## Short task
Can you retype every line of the data below, character for character?
** BEGIN Material for this exercise **
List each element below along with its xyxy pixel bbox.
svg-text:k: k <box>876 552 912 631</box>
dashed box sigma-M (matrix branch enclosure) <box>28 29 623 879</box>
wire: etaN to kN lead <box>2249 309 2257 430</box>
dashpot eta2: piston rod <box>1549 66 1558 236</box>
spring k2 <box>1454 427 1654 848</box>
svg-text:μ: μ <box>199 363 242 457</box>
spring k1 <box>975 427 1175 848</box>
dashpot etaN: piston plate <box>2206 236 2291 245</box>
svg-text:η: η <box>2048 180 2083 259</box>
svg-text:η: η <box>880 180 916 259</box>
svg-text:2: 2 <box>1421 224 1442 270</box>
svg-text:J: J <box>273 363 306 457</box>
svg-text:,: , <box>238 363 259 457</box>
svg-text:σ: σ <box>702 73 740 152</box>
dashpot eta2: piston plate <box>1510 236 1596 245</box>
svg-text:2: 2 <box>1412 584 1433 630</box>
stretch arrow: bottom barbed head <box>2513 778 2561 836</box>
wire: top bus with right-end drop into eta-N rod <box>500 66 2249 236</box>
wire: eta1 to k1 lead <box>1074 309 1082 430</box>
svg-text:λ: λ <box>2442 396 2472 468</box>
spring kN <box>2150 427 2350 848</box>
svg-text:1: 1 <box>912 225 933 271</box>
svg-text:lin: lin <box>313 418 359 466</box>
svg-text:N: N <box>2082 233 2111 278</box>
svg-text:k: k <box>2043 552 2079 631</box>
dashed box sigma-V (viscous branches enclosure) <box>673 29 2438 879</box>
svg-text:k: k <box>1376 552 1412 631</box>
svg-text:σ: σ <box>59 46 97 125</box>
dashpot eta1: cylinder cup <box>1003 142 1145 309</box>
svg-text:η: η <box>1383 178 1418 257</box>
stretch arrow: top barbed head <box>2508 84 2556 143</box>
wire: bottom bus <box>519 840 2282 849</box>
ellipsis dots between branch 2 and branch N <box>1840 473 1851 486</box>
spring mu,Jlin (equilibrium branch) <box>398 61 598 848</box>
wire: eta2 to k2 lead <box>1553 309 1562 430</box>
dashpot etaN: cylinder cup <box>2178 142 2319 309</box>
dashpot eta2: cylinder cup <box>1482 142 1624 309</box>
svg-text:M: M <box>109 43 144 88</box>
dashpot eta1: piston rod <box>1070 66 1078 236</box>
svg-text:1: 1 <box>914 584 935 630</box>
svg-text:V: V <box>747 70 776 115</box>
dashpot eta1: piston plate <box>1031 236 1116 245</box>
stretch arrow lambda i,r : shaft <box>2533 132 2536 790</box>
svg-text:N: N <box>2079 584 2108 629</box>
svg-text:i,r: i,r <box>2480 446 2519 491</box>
** END Material for this exercise **
## Full answer
List each element below along with its xyxy pixel bbox.
svg-text:k: k <box>876 552 912 631</box>
dashed box sigma-M (matrix branch enclosure) <box>28 29 623 879</box>
wire: etaN to kN lead <box>2249 309 2257 430</box>
dashpot eta2: piston rod <box>1549 66 1558 236</box>
spring k2 <box>1454 427 1654 848</box>
svg-text:μ: μ <box>199 363 242 457</box>
spring k1 <box>975 427 1175 848</box>
dashpot etaN: piston plate <box>2206 236 2291 245</box>
svg-text:η: η <box>2048 180 2083 259</box>
svg-text:η: η <box>880 180 916 259</box>
svg-text:2: 2 <box>1421 224 1442 270</box>
svg-text:J: J <box>273 363 306 457</box>
svg-text:,: , <box>238 363 259 457</box>
svg-text:σ: σ <box>702 73 740 152</box>
dashpot eta2: piston plate <box>1510 236 1596 245</box>
svg-text:2: 2 <box>1412 584 1433 630</box>
stretch arrow: bottom barbed head <box>2513 778 2561 836</box>
wire: top bus with right-end drop into eta-N rod <box>500 66 2249 236</box>
wire: eta1 to k1 lead <box>1074 309 1082 430</box>
svg-text:λ: λ <box>2442 396 2472 468</box>
spring kN <box>2150 427 2350 848</box>
svg-text:1: 1 <box>912 225 933 271</box>
svg-text:lin: lin <box>313 418 359 466</box>
svg-text:N: N <box>2082 233 2111 278</box>
svg-text:k: k <box>2043 552 2079 631</box>
dashed box sigma-V (viscous branches enclosure) <box>673 29 2438 879</box>
svg-text:k: k <box>1376 552 1412 631</box>
svg-text:σ: σ <box>59 46 97 125</box>
dashpot eta1: cylinder cup <box>1003 142 1145 309</box>
svg-text:η: η <box>1383 178 1418 257</box>
stretch arrow: top barbed head <box>2508 84 2556 143</box>
wire: bottom bus <box>519 840 2282 849</box>
ellipsis dots between branch 2 and branch N <box>1840 473 1851 486</box>
spring mu,Jlin (equilibrium branch) <box>398 61 598 848</box>
wire: eta2 to k2 lead <box>1553 309 1562 430</box>
dashpot etaN: cylinder cup <box>2178 142 2319 309</box>
dashpot eta2: cylinder cup <box>1482 142 1624 309</box>
svg-text:M: M <box>109 43 144 88</box>
dashpot eta1: piston rod <box>1070 66 1078 236</box>
svg-text:1: 1 <box>914 584 935 630</box>
svg-text:V: V <box>747 70 776 115</box>
dashpot eta1: piston plate <box>1031 236 1116 245</box>
stretch arrow lambda i,r : shaft <box>2533 132 2536 790</box>
svg-text:N: N <box>2079 584 2108 629</box>
svg-text:i,r: i,r <box>2480 446 2519 491</box>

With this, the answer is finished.